Instructions to follow =
Write the data out again, exactly as given.

Input rows =
____________________
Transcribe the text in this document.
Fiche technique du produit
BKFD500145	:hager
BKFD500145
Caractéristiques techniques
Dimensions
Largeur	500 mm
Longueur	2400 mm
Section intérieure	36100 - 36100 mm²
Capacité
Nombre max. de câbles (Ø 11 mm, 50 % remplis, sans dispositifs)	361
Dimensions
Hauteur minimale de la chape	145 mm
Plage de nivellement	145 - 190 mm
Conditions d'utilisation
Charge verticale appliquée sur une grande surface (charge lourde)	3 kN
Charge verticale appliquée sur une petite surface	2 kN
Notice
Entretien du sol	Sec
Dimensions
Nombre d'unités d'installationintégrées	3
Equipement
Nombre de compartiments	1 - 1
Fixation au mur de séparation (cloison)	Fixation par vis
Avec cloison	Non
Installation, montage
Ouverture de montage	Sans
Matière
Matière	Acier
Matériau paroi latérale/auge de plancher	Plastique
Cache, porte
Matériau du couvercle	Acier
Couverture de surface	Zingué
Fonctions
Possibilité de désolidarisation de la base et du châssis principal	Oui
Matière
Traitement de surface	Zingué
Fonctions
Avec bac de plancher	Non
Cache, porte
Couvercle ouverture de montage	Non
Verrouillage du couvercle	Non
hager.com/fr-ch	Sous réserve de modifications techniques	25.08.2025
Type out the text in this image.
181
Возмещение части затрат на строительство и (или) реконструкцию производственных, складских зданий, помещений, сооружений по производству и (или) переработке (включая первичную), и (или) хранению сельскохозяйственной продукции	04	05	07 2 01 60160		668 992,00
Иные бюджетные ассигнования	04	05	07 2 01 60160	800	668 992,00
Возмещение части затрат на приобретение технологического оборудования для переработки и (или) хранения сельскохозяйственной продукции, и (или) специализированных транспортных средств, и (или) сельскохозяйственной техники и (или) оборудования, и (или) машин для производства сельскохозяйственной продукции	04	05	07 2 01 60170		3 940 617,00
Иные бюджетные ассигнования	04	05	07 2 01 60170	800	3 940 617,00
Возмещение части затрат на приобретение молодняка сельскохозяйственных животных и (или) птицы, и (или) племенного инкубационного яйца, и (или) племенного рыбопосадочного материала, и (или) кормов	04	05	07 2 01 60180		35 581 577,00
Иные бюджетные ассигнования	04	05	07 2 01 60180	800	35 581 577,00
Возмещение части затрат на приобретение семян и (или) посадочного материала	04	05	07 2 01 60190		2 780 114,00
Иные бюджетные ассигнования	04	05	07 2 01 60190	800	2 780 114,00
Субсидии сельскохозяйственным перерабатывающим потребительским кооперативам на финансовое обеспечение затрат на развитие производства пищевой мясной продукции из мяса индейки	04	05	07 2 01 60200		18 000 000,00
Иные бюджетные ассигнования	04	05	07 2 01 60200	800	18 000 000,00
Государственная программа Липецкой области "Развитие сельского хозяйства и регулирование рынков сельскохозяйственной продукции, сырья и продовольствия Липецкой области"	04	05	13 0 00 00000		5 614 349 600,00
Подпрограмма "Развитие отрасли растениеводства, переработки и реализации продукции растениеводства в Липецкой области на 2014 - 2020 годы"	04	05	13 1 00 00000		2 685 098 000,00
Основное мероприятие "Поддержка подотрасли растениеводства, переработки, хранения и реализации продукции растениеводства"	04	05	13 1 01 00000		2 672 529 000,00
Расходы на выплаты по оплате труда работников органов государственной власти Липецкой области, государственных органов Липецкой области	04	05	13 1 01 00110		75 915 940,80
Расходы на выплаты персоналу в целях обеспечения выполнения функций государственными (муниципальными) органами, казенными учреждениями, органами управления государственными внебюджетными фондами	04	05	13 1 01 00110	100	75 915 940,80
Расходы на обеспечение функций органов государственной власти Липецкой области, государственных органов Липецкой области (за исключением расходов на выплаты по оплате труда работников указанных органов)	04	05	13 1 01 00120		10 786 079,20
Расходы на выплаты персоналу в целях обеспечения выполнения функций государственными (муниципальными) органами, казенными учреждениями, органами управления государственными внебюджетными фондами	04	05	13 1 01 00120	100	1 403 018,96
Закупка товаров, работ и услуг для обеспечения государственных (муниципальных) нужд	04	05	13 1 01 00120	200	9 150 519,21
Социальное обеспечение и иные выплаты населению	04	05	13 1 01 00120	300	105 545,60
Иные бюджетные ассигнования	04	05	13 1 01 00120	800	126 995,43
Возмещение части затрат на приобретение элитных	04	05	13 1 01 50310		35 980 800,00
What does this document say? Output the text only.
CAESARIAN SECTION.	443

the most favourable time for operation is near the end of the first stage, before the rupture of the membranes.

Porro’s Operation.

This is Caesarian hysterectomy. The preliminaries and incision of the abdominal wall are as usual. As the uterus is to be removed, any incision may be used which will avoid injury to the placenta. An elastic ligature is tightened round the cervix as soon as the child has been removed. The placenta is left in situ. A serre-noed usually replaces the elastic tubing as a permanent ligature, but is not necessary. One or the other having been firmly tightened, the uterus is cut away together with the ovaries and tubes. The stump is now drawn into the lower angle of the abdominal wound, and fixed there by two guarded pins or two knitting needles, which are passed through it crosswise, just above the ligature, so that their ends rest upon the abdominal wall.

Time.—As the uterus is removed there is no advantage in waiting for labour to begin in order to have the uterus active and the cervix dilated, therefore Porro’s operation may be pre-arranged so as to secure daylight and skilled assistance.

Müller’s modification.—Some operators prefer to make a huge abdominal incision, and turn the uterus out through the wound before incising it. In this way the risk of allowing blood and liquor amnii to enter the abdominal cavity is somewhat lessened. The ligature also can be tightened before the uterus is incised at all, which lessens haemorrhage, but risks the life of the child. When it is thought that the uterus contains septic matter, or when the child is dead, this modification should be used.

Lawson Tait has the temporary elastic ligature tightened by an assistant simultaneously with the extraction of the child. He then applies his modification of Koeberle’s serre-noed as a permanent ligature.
____________________
Written solution =
Transcribe the text in this document.
Fiche technique du produit
BKFD500145	:hager
BKFD500145
Caractéristiques techniques
Dimensions
Largeur	500 mm
Longueur	2400 mm
Section intérieure	36100 - 36100 mm²
Capacité
Nombre max. de câbles (Ø 11 mm, 50 % remplis, sans dispositifs)	361
Dimensions
Hauteur minimale de la chape	145 mm
Plage de nivellement	145 - 190 mm
Conditions d'utilisation
Charge verticale appliquée sur une grande surface (charge lourde)	3 kN
Charge verticale appliquée sur une petite surface	2 kN
Notice
Entretien du sol	Sec
Dimensions
Nombre d'unités d'installationintégrées	3
Equipement
Nombre de compartiments	1 - 1
Fixation au mur de séparation (cloison)	Fixation par vis
Avec cloison	Non
Installation, montage
Ouverture de montage	Sans
Matière
Matière	Acier
Matériau paroi latérale/auge de plancher	Plastique
Cache, porte
Matériau du couvercle	Acier
Couverture de surface	Zingué
Fonctions
Possibilité de désolidarisation de la base et du châssis principal	Oui
Matière
Traitement de surface	Zingué
Fonctions
Avec bac de plancher	Non
Cache, porte
Couvercle ouverture de montage	Non
Verrouillage du couvercle	Non
hager.com/fr-ch	Sous réserve de modifications techniques	25.08.2025
Type out the text in this image.
181
Возмещение части затрат на строительство и (или) реконструкцию производственных, складских зданий, помещений, сооружений по производству и (или) переработке (включая первичную), и (или) хранению сельскохозяйственной продукции	04	05	07 2 01 60160		668 992,00
Иные бюджетные ассигнования	04	05	07 2 01 60160	800	668 992,00
Возмещение части затрат на приобретение технологического оборудования для переработки и (или) хранения сельскохозяйственной продукции, и (или) специализированных транспортных средств, и (или) сельскохозяйственной техники и (или) оборудования, и (или) машин для производства сельскохозяйственной продукции	04	05	07 2 01 60170		3 940 617,00
Иные бюджетные ассигнования	04	05	07 2 01 60170	800	3 940 617,00
Возмещение части затрат на приобретение молодняка сельскохозяйственных животных и (или) птицы, и (или) племенного инкубационного яйца, и (или) племенного рыбопосадочного материала, и (или) кормов	04	05	07 2 01 60180		35 581 577,00
Иные бюджетные ассигнования	04	05	07 2 01 60180	800	35 581 577,00
Возмещение части затрат на приобретение семян и (или) посадочного материала	04	05	07 2 01 60190		2 780 114,00
Иные бюджетные ассигнования	04	05	07 2 01 60190	800	2 780 114,00
Субсидии сельскохозяйственным перерабатывающим потребительским кооперативам на финансовое обеспечение затрат на развитие производства пищевой мясной продукции из мяса индейки	04	05	07 2 01 60200		18 000 000,00
Иные бюджетные ассигнования	04	05	07 2 01 60200	800	18 000 000,00
Государственная программа Липецкой области "Развитие сельского хозяйства и регулирование рынков сельскохозяйственной продукции, сырья и продовольствия Липецкой области"	04	05	13 0 00 00000		5 614 349 600,00
Подпрограмма "Развитие отрасли растениеводства, переработки и реализации продукции растениеводства в Липецкой области на 2014 - 2020 годы"	04	05	13 1 00 00000		2 685 098 000,00
Основное мероприятие "Поддержка подотрасли растениеводства, переработки, хранения и реализации продукции растениеводства"	04	05	13 1 01 00000		2 672 529 000,00
Расходы на выплаты по оплате труда работников органов государственной власти Липецкой области, государственных органов Липецкой области	04	05	13 1 01 00110		75 915 940,80
Расходы на выплаты персоналу в целях обеспечения выполнения функций государственными (муниципальными) органами, казенными учреждениями, органами управления государственными внебюджетными фондами	04	05	13 1 01 00110	100	75 915 940,80
Расходы на обеспечение функций органов государственной власти Липецкой области, государственных органов Липецкой области (за исключением расходов на выплаты по оплате труда работников указанных органов)	04	05	13 1 01 00120		10 786 079,20
Расходы на выплаты персоналу в целях обеспечения выполнения функций государственными (муниципальными) органами, казенными учреждениями, органами управления государственными внебюджетными фондами	04	05	13 1 01 00120	100	1 403 018,96
Закупка товаров, работ и услуг для обеспечения государственных (муниципальных) нужд	04	05	13 1 01 00120	200	9 150 519,21
Социальное обеспечение и иные выплаты населению	04	05	13 1 01 00120	300	105 545,60
Иные бюджетные ассигнования	04	05	13 1 01 00120	800	126 995,43
Возмещение части затрат на приобретение элитных	04	05	13 1 01 50310		35 980 800,00
What does this document say? Output the text only.
CAESARIAN SECTION.	443

the most favourable time for operation is near the end of the first stage, before the rupture of the membranes.

Porro’s Operation.

This is Caesarian hysterectomy. The preliminaries and incision of the abdominal wall are as usual. As the uterus is to be removed, any incision may be used which will avoid injury to the placenta. An elastic ligature is tightened round the cervix as soon as the child has been removed. The placenta is left in situ. A serre-noed usually replaces the elastic tubing as a permanent ligature, but is not necessary. One or the other having been firmly tightened, the uterus is cut away together with the ovaries and tubes. The stump is now drawn into the lower angle of the abdominal wound, and fixed there by two guarded pins or two knitting needles, which are passed through it crosswise, just above the ligature, so that their ends rest upon the abdominal wall.

Time.—As the uterus is removed there is no advantage in waiting for labour to begin in order to have the uterus active and the cervix dilated, therefore Porro’s operation may be pre-arranged so as to secure daylight and skilled assistance.

Müller’s modification.—Some operators prefer to make a huge abdominal incision, and turn the uterus out through the wound before incising it. In this way the risk of allowing blood and liquor amnii to enter the abdominal cavity is somewhat lessened. The ligature also can be tightened before the uterus is incised at all, which lessens haemorrhage, but risks the life of the child. When it is thought that the uterus contains septic matter, or when the child is dead, this modification should be used.

Lawson Tait has the temporary elastic ligature tightened by an assistant simultaneously with the extraction of the child. He then applies his modification of Koeberle’s serre-noed as a permanent ligature.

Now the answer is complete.